[Records shown — start]
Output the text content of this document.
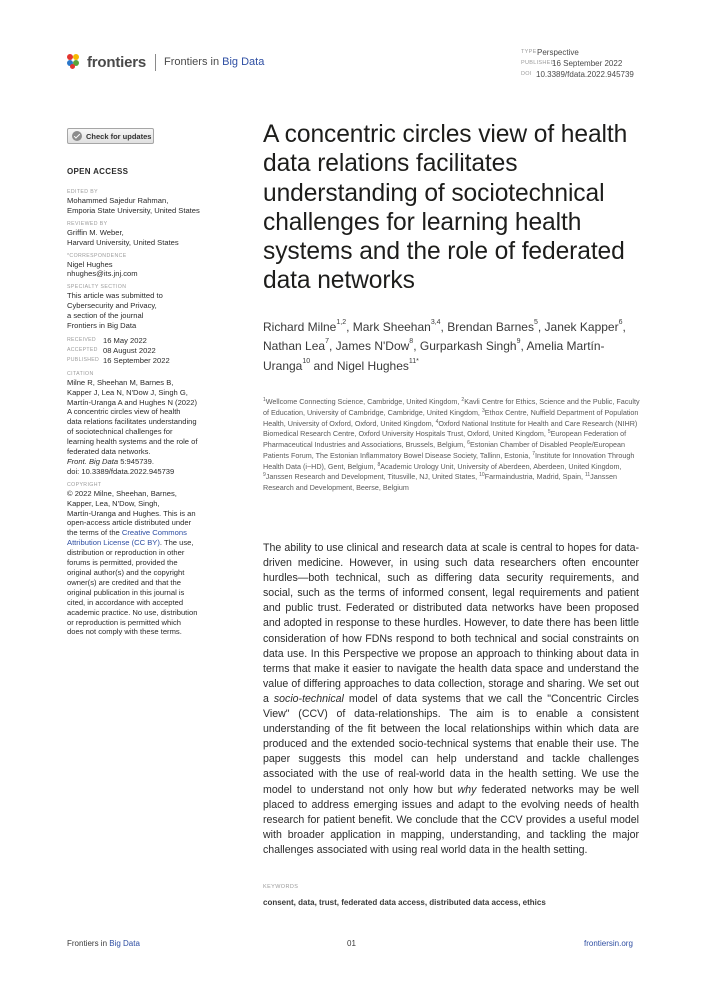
frontiers Frontiers in Big Data
TYPE Perspective
PUBLISHED
16 September 2022
DOI 10.3389/fdata.2022.945739
Check for updates
OPEN ACCESS
EDITED BY
Mohammed Sajedur Rahman,
Emporia State University, United States
REVIEWED BY
Griffin M. Weber,
Harvard University, United States
*CORRESPONDENCE
Nigel Hughes
nhughes@its.jnj.com
SPECIALTY SECTION
This article was submitted to
Cybersecurity and Privacy,
a section of the journal
Frontiers in Big Data
RECEIVED 16 May 2022
ACCEPTED 08 August 2022
PUBLISHED 16 September 2022
CITATION
Milne R, Sheehan M, Barnes B,
Kapper J, Lea N, N'Dow J, Singh G,
Martín-Uranga A and Hughes N (2022)
A concentric circles view of health
data relations facilitates understanding
of sociotechnical challenges for
learning health systems and the role of
federated data networks.
Front. Big Data 5:945739.
doi: 10.3389/fdata.2022.945739
COPYRIGHT
© 2022 Milne, Sheehan, Barnes,
Kapper, Lea, N'Dow, Singh,
Martín-Uranga and Hughes. This is an
open-access article distributed under
the terms of the Creative Commons
Attribution License (CC BY). The use,
distribution or reproduction in other
forums is permitted, provided the
original author(s) and the copyright
owner(s) are credited and that the
original publication in this journal is
cited, in accordance with accepted
academic practice. No use, distribution
or reproduction is permitted which
does not comply with these terms.
A concentric circles view of health data relations facilitates understanding of sociotechnical challenges for learning health systems and the role of federated data networks
Richard Milne$^{1,2}$, Mark Sheehan$^{3,4}$, Brendan Barnes$^5$, Janek Kapper$^6$, Nathan Lea$^7$, James N'Dow$^8$, Gurparkash Singh$^9$, Amelia Martín-Uranga$^{10}$ and Nigel Hughes$^{11*}$
$^1$Wellcome Connecting Science, Cambridge, United Kingdom, $^2$Kavli Centre for Ethics, Science and the Public, Faculty of Education, University of Cambridge, Cambridge, United Kingdom, $^3$Ethox Centre, Nuffield Department of Population Health, University of Oxford, Oxford, United Kingdom, $^4$Oxford National Institute for Health and Care Research (NIHR) Biomedical Research Centre, Oxford University Hospitals Trust, Oxford, United Kingdom, $^5$European Federation of Pharmaceutical Industries and Associations, Brussels, Belgium, $^6$Estonian Chamber of Disabled People/European Patients Forum, The Estonian Inflammatory Bowel Disease Society, Tallinn, Estonia, $^7$Institute for Innovation Through Health Data (i~HD), Gent, Belgium, $^8$Academic Urology Unit, University of Aberdeen, Aberdeen, United Kingdom, $^9$Janssen Research and Development, Titusville, NJ, United States, $^{10}$Farmaindustria, Madrid, Spain, $^{11}$Janssen Research and Development, Beerse, Belgium
The ability to use clinical and research data at scale is central to hopes for data-driven medicine. However, in using such data researchers often encounter hurdles—both technical, such as differing data security requirements, and social, such as the terms of informed consent, legal requirements and patient and public trust. Federated or distributed data networks have been proposed and adopted in response to these hurdles. However, to date there has been little consideration of how FDNs respond to both technical and social constraints on data use. In this Perspective we propose an approach to thinking about data in terms that make it easier to navigate the health data space and understand the value of differing approaches to data collection, storage and sharing. We set out a socio-technical model of data systems that we call the "Concentric Circles View" (CCV) of data-relationships. The aim is to enable a consistent understanding of the fit between the local relationships within which data are produced and the extended socio-technical systems that enable their use. The paper suggests this model can help understand and tackle challenges associated with the use of real-world data in the health setting. We use the model to understand not only how but why federated networks may be well placed to address emerging issues and adapt to the evolving needs of health research for patient benefit. We conclude that the CCV provides a useful model with broader application in mapping, understanding, and tackling the major challenges associated with using real world data in the health setting.
KEYWORDS
consent, data, trust, federated data access, distributed data access, ethics
Frontiers in Big Data	01	frontiersin.org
[Records shown — finish]
*Problem description:*
Every line with "Kapper" in it should be copied from the entries above.

*Exercise solution:*
Kapper J, Lea N, N'Dow J, Singh G,
Kapper, Lea, N'Dow, Singh,
Richard Milne$^{1,2}$, Mark Sheehan$^{3,4}$, Brendan Barnes$^5$, Janek Kapper$^6$, Nathan Lea$^7$, James N'Dow$^8$, Gurparkash Singh$^9$, Amelia Martín-Uranga$^{10}$ and Nigel Hughes$^{11*}$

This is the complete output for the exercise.